(Element location listings)
================
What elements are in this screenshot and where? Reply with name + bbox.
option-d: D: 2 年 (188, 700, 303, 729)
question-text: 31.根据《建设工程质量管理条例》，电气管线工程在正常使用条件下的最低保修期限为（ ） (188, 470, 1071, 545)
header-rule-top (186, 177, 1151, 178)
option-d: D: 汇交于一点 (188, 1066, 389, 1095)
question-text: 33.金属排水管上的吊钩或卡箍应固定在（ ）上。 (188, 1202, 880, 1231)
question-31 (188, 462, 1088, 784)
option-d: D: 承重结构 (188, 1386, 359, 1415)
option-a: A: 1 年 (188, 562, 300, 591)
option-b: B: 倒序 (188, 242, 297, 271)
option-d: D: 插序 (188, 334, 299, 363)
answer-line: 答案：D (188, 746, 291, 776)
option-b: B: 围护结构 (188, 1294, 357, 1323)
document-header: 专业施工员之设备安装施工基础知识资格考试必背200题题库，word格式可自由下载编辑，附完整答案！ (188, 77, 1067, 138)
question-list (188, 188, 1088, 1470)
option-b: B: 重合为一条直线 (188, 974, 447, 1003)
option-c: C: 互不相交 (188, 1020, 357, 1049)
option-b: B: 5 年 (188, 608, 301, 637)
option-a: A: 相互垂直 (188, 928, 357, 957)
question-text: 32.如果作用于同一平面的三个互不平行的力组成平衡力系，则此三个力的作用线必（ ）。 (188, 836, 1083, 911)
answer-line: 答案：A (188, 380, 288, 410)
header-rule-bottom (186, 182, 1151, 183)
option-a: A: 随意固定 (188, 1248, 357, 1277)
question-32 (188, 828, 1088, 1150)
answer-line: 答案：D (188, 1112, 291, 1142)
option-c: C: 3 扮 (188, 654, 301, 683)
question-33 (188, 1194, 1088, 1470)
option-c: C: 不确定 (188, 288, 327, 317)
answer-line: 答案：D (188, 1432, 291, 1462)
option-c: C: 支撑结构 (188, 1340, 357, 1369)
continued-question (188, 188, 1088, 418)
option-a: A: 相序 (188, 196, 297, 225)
================
**WRITTEN INSTRUCTION**
Extract from the material above every line that contains the string "header", copying each such line unchanged.

**EXERCISE OUTPUT**
header-rule-top (186, 177, 1151, 178)
document-header: 专业施工员之设备安装施工基础知识资格考试必背200题题库，word格式可自由下载编辑，附完整答案！ (188, 77, 1067, 138)
header-rule-bottom (186, 182, 1151, 183)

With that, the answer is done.